▶ [What to work on]: Repeat every line below exactly as it reads.

▶ [Task material]:
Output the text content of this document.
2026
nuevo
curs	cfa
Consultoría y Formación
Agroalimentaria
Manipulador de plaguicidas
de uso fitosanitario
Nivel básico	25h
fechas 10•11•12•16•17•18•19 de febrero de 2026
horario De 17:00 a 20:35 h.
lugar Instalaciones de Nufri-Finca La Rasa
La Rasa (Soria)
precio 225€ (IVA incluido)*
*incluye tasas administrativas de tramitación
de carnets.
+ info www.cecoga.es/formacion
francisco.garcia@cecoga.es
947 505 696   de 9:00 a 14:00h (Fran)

▶ [The reply]:
Output the text content of this document.
2026
nuevo
curs	cfa
Consultoría y Formación
Agroalimentaria
Manipulador de plaguicidas
de uso fitosanitario
Nivel básico	25h
fechas 10•11•12•16•17•18•19 de febrero de 2026
horario De 17:00 a 20:35 h.
lugar Instalaciones de Nufri-Finca La Rasa
La Rasa (Soria)
precio 225€ (IVA incluido)*
*incluye tasas administrativas de tramitación
de carnets.
+ info www.cecoga.es/formacion
francisco.garcia@cecoga.es
947 505 696   de 9:00 a 14:00h (Fran)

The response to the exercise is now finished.